_What you need to do:_
Retype all of the data exactly as given.
***** Extracted data *****
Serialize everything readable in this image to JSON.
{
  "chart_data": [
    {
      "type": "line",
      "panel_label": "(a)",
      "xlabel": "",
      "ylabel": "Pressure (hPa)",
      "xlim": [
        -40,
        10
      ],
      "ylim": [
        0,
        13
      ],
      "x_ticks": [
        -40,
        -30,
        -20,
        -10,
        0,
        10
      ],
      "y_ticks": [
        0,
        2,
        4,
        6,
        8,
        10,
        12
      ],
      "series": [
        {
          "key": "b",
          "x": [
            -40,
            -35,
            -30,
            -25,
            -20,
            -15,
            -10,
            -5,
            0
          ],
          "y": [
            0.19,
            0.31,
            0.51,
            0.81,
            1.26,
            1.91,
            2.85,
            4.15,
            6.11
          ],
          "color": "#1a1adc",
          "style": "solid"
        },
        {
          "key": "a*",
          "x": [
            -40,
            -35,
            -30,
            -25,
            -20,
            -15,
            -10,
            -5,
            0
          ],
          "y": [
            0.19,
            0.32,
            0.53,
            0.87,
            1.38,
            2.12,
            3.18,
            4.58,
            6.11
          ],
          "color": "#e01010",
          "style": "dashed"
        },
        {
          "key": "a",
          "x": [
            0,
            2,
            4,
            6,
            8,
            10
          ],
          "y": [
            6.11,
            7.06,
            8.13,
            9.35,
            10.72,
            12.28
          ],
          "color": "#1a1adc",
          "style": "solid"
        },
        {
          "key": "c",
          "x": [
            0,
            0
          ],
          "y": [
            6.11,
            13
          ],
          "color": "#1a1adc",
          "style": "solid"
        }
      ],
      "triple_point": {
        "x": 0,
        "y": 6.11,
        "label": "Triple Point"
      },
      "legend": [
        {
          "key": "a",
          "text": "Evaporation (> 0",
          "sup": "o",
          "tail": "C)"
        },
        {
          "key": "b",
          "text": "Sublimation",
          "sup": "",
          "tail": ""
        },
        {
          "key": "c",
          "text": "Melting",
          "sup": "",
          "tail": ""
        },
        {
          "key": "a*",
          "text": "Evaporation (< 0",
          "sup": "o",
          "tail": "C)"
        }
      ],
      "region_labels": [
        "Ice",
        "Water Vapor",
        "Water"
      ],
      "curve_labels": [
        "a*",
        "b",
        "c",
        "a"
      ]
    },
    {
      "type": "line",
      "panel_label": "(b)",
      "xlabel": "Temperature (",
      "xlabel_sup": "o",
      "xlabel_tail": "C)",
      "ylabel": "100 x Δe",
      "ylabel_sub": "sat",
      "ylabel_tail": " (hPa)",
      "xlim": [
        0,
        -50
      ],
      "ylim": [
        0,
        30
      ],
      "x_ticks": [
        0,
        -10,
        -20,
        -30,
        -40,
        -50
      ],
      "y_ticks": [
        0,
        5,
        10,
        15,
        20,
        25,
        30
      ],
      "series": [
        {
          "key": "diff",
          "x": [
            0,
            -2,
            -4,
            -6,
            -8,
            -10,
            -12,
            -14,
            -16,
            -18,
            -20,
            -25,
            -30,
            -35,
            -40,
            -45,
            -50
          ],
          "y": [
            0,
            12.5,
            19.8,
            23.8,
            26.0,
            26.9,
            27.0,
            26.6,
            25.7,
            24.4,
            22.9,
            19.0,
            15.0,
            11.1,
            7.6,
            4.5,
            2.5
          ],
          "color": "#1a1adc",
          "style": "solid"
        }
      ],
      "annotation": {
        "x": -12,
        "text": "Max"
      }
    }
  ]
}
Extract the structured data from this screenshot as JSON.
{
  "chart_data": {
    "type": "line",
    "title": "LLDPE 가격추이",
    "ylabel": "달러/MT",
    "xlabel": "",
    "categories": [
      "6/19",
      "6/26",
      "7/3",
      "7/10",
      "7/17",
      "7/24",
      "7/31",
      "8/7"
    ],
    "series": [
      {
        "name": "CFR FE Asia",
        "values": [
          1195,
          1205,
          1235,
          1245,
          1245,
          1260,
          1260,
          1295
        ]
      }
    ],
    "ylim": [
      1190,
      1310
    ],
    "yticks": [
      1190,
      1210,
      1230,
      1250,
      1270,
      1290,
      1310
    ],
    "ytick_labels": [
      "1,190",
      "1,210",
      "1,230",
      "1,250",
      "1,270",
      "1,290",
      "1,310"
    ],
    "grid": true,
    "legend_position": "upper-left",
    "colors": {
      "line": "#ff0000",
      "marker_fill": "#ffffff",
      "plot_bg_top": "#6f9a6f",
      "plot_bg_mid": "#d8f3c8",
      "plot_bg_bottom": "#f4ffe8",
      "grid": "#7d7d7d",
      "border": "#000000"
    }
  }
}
*****
_Reply:_
Serialize everything readable in this image to JSON.
{
  "chart_data": [
    {
      "type": "line",
      "panel_label": "(a)",
      "xlabel": "",
      "ylabel": "Pressure (hPa)",
      "xlim": [
        -40,
        10
      ],
      "ylim": [
        0,
        13
      ],
      "x_ticks": [
        -40,
        -30,
        -20,
        -10,
        0,
        10
      ],
      "y_ticks": [
        0,
        2,
        4,
        6,
        8,
        10,
        12
      ],
      "series": [
        {
          "key": "b",
          "x": [
            -40,
            -35,
            -30,
            -25,
            -20,
            -15,
            -10,
            -5,
            0
          ],
          "y": [
            0.19,
            0.31,
            0.51,
            0.81,
            1.26,
            1.91,
            2.85,
            4.15,
            6.11
          ],
          "color": "#1a1adc",
          "style": "solid"
        },
        {
          "key": "a*",
          "x": [
            -40,
            -35,
            -30,
            -25,
            -20,
            -15,
            -10,
            -5,
            0
          ],
          "y": [
            0.19,
            0.32,
            0.53,
            0.87,
            1.38,
            2.12,
            3.18,
            4.58,
            6.11
          ],
          "color": "#e01010",
          "style": "dashed"
        },
        {
          "key": "a",
          "x": [
            0,
            2,
            4,
            6,
            8,
            10
          ],
          "y": [
            6.11,
            7.06,
            8.13,
            9.35,
            10.72,
            12.28
          ],
          "color": "#1a1adc",
          "style": "solid"
        },
        {
          "key": "c",
          "x": [
            0,
            0
          ],
          "y": [
            6.11,
            13
          ],
          "color": "#1a1adc",
          "style": "solid"
        }
      ],
      "triple_point": {
        "x": 0,
        "y": 6.11,
        "label": "Triple Point"
      },
      "legend": [
        {
          "key": "a",
          "text": "Evaporation (> 0",
          "sup": "o",
          "tail": "C)"
        },
        {
          "key": "b",
          "text": "Sublimation",
          "sup": "",
          "tail": ""
        },
        {
          "key": "c",
          "text": "Melting",
          "sup": "",
          "tail": ""
        },
        {
          "key": "a*",
          "text": "Evaporation (< 0",
          "sup": "o",
          "tail": "C)"
        }
      ],
      "region_labels": [
        "Ice",
        "Water Vapor",
        "Water"
      ],
      "curve_labels": [
        "a*",
        "b",
        "c",
        "a"
      ]
    },
    {
      "type": "line",
      "panel_label": "(b)",
      "xlabel": "Temperature (",
      "xlabel_sup": "o",
      "xlabel_tail": "C)",
      "ylabel": "100 x Δe",
      "ylabel_sub": "sat",
      "ylabel_tail": " (hPa)",
      "xlim": [
        0,
        -50
      ],
      "ylim": [
        0,
        30
      ],
      "x_ticks": [
        0,
        -10,
        -20,
        -30,
        -40,
        -50
      ],
      "y_ticks": [
        0,
        5,
        10,
        15,
        20,
        25,
        30
      ],
      "series": [
        {
          "key": "diff",
          "x": [
            0,
            -2,
            -4,
            -6,
            -8,
            -10,
            -12,
            -14,
            -16,
            -18,
            -20,
            -25,
            -30,
            -35,
            -40,
            -45,
            -50
          ],
          "y": [
            0,
            12.5,
            19.8,
            23.8,
            26.0,
            26.9,
            27.0,
            26.6,
            25.7,
            24.4,
            22.9,
            19.0,
            15.0,
            11.1,
            7.6,
            4.5,
            2.5
          ],
          "color": "#1a1adc",
          "style": "solid"
        }
      ],
      "annotation": {
        "x": -12,
        "text": "Max"
      }
    }
  ]
}
Extract the structured data from this screenshot as JSON.
{
  "chart_data": {
    "type": "line",
    "title": "LLDPE 가격추이",
    "ylabel": "달러/MT",
    "xlabel": "",
    "categories": [
      "6/19",
      "6/26",
      "7/3",
      "7/10",
      "7/17",
      "7/24",
      "7/31",
      "8/7"
    ],
    "series": [
      {
        "name": "CFR FE Asia",
        "values": [
          1195,
          1205,
          1235,
          1245,
          1245,
          1260,
          1260,
          1295
        ]
      }
    ],
    "ylim": [
      1190,
      1310
    ],
    "yticks": [
      1190,
      1210,
      1230,
      1250,
      1270,
      1290,
      1310
    ],
    "ytick_labels": [
      "1,190",
      "1,210",
      "1,230",
      "1,250",
      "1,270",
      "1,290",
      "1,310"
    ],
    "grid": true,
    "legend_position": "upper-left",
    "colors": {
      "line": "#ff0000",
      "marker_fill": "#ffffff",
      "plot_bg_top": "#6f9a6f",
      "plot_bg_mid": "#d8f3c8",
      "plot_bg_bottom": "#f4ffe8",
      "grid": "#7d7d7d",
      "border": "#000000"
    }
  }
}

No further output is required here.